◆ REQUEST: Find each line holding the word "DORMITORIO" and give the total alone.

◆ RECORDS TO PROCESS:

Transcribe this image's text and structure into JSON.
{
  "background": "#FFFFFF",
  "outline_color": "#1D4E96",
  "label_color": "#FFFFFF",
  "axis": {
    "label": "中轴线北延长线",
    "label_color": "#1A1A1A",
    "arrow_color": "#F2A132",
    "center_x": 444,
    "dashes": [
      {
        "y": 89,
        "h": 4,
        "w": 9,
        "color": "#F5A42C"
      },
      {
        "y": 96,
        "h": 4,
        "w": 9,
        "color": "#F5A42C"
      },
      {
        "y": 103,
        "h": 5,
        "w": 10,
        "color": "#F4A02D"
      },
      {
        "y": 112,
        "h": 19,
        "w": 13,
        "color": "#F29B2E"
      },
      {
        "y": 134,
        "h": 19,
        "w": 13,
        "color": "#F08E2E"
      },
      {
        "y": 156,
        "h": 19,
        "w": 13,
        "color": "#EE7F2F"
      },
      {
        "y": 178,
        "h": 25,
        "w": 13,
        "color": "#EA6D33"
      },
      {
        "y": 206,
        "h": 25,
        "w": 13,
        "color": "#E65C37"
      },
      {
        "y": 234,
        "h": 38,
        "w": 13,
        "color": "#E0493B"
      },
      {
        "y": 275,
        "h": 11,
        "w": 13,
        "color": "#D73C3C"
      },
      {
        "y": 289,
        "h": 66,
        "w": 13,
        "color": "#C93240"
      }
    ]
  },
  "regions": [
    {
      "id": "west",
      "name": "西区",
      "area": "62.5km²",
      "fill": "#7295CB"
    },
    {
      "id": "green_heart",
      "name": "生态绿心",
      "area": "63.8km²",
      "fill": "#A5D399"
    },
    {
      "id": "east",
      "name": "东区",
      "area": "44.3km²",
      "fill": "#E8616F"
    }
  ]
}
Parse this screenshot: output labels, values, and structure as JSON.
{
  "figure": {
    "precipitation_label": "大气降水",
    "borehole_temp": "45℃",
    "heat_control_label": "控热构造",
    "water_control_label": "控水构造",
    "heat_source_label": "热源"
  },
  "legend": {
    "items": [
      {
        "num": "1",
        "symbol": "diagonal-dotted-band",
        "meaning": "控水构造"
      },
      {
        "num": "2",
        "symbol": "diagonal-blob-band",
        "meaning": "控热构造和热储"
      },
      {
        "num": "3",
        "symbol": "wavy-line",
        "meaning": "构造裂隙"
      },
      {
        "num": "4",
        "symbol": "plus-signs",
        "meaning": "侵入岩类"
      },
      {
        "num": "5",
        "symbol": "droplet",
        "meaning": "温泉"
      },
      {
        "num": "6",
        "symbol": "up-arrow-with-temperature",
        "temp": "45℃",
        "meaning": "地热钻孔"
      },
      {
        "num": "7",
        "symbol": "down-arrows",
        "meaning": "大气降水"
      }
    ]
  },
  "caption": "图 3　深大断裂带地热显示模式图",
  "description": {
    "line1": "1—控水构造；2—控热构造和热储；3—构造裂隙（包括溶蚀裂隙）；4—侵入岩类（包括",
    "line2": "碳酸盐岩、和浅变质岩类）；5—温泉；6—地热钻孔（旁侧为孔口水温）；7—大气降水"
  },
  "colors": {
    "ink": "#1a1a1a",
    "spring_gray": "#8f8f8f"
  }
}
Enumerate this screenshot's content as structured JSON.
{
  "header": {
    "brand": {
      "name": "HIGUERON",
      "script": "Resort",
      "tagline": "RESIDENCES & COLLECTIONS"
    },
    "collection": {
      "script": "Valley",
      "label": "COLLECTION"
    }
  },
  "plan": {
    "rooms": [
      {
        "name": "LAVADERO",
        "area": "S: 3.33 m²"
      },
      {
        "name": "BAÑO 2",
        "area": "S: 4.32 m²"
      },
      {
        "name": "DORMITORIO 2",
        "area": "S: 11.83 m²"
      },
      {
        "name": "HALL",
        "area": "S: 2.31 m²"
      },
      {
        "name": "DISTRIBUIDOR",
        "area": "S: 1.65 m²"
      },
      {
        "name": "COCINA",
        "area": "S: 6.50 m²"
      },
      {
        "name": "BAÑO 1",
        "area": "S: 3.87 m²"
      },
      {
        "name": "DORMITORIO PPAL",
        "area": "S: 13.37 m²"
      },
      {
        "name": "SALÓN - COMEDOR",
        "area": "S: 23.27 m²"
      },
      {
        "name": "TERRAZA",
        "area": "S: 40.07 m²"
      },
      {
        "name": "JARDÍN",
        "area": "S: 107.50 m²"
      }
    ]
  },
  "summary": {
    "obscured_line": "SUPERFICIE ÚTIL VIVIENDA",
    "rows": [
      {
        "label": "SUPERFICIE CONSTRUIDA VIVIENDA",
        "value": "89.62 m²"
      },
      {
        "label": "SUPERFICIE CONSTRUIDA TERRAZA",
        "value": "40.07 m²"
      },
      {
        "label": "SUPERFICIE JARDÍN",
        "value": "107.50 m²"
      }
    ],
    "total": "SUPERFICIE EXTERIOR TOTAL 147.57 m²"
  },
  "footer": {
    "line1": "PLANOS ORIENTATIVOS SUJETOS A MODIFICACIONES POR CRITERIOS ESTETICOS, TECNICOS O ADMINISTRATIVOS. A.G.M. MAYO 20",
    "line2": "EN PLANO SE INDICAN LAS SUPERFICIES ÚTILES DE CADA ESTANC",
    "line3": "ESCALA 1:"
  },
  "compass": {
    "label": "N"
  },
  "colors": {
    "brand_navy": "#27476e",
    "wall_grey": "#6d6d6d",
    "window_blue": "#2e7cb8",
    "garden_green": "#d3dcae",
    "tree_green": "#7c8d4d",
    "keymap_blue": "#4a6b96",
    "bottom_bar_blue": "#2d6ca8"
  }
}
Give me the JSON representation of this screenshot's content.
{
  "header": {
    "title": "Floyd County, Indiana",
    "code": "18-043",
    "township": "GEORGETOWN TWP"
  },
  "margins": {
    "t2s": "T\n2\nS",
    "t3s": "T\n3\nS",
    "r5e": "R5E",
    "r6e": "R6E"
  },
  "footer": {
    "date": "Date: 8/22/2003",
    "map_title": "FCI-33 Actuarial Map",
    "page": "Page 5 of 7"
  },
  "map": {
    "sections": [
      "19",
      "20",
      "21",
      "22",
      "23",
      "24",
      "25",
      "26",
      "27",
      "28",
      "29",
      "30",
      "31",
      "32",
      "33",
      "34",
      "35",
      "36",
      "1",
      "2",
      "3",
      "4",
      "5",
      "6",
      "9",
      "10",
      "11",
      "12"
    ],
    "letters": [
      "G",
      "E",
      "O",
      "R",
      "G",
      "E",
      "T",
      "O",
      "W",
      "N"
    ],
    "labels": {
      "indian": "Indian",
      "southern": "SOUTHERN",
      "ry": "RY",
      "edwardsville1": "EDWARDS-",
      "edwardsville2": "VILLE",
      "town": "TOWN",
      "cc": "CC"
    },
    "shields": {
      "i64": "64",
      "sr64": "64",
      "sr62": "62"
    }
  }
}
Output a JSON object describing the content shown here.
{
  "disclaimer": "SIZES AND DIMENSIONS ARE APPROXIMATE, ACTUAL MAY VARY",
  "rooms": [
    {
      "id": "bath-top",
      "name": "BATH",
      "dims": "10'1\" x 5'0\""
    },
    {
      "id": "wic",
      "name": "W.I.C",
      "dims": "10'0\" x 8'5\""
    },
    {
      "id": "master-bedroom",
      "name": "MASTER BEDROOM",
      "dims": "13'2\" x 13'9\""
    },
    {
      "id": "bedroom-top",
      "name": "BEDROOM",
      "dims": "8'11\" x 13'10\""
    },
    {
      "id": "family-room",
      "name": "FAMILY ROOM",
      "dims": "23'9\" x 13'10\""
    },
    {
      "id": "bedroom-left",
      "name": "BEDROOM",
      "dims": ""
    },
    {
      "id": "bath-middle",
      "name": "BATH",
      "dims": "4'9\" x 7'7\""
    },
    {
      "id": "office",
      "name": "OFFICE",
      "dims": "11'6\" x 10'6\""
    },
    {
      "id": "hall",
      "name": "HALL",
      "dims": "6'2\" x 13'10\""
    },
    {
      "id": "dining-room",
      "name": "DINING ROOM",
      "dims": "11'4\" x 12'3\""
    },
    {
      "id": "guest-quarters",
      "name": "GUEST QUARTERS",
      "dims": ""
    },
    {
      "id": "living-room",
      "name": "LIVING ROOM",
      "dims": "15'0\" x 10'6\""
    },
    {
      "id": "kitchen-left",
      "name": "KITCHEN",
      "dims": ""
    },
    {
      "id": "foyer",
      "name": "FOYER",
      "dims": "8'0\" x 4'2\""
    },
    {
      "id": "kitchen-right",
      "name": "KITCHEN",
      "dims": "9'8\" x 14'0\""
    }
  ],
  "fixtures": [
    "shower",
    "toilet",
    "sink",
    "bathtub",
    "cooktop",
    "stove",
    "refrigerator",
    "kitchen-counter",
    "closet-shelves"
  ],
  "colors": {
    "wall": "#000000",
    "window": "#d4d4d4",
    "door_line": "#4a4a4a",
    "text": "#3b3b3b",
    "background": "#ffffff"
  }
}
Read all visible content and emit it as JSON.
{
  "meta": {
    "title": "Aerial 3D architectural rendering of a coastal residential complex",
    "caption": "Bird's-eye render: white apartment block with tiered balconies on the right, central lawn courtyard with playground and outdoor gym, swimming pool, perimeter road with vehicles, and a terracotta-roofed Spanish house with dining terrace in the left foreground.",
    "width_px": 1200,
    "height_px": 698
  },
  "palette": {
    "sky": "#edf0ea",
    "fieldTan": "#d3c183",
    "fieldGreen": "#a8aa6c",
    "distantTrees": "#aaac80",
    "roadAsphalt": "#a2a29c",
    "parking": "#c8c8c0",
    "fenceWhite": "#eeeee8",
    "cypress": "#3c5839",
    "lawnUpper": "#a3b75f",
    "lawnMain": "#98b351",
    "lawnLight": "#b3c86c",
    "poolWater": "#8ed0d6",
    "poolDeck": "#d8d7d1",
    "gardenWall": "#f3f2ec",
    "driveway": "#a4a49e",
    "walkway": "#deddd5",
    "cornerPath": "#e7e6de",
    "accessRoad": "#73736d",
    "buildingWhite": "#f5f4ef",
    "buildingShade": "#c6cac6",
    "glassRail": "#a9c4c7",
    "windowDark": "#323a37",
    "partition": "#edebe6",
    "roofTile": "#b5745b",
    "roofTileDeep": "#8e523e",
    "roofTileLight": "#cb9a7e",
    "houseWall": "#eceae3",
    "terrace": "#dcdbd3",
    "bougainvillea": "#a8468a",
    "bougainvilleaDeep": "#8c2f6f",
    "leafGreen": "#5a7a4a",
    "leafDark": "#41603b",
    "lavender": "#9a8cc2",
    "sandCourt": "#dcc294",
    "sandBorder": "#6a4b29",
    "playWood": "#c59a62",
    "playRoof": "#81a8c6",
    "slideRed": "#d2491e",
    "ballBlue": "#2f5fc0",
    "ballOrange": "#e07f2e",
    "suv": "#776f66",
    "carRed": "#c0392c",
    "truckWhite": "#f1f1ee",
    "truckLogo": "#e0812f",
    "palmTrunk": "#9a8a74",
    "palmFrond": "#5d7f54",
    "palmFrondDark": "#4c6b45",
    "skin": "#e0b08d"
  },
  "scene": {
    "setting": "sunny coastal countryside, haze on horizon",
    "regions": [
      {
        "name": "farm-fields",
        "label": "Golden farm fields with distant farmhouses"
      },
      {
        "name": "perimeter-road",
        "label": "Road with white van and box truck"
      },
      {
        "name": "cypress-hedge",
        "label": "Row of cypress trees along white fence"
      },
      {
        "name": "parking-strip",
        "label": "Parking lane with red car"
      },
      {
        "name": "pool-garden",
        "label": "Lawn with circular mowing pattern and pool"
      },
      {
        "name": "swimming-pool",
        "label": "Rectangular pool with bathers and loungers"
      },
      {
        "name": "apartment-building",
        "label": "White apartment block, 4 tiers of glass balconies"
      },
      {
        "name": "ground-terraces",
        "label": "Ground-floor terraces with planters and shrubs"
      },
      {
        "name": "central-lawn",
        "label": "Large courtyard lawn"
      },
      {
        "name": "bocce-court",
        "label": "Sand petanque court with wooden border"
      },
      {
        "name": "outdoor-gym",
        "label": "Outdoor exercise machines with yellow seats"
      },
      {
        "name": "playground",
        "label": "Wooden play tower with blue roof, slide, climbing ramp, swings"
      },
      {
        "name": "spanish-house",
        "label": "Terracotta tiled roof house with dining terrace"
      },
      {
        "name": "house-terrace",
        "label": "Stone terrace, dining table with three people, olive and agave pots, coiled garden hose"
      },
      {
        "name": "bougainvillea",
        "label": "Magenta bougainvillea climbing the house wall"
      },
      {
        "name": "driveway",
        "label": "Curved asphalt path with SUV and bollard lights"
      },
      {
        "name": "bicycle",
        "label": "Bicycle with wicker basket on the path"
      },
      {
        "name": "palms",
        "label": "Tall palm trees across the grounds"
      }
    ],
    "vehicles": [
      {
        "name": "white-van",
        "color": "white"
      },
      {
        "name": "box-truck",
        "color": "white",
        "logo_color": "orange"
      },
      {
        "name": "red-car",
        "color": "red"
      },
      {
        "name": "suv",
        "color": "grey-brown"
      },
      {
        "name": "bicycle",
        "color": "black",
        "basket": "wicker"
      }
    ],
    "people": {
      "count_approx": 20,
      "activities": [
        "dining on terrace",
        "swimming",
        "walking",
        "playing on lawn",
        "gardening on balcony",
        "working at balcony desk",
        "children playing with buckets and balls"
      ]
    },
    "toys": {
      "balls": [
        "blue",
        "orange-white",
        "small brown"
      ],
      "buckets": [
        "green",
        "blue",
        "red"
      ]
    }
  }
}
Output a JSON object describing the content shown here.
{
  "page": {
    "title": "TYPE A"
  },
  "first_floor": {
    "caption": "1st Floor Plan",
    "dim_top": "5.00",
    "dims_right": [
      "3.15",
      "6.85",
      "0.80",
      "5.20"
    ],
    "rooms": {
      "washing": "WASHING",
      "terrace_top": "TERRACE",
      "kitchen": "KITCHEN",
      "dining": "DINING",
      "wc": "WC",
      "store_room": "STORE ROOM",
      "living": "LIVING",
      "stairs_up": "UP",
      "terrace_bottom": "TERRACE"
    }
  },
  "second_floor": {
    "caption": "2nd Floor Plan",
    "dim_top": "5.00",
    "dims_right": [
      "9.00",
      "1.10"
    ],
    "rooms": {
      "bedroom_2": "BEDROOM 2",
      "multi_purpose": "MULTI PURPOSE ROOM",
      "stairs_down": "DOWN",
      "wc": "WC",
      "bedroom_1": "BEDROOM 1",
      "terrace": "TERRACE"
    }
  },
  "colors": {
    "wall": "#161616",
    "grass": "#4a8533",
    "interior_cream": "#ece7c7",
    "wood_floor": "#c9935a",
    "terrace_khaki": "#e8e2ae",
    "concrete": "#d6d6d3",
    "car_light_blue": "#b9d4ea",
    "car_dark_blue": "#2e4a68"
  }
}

◆ ANSWER TO THE PROBLEM: 2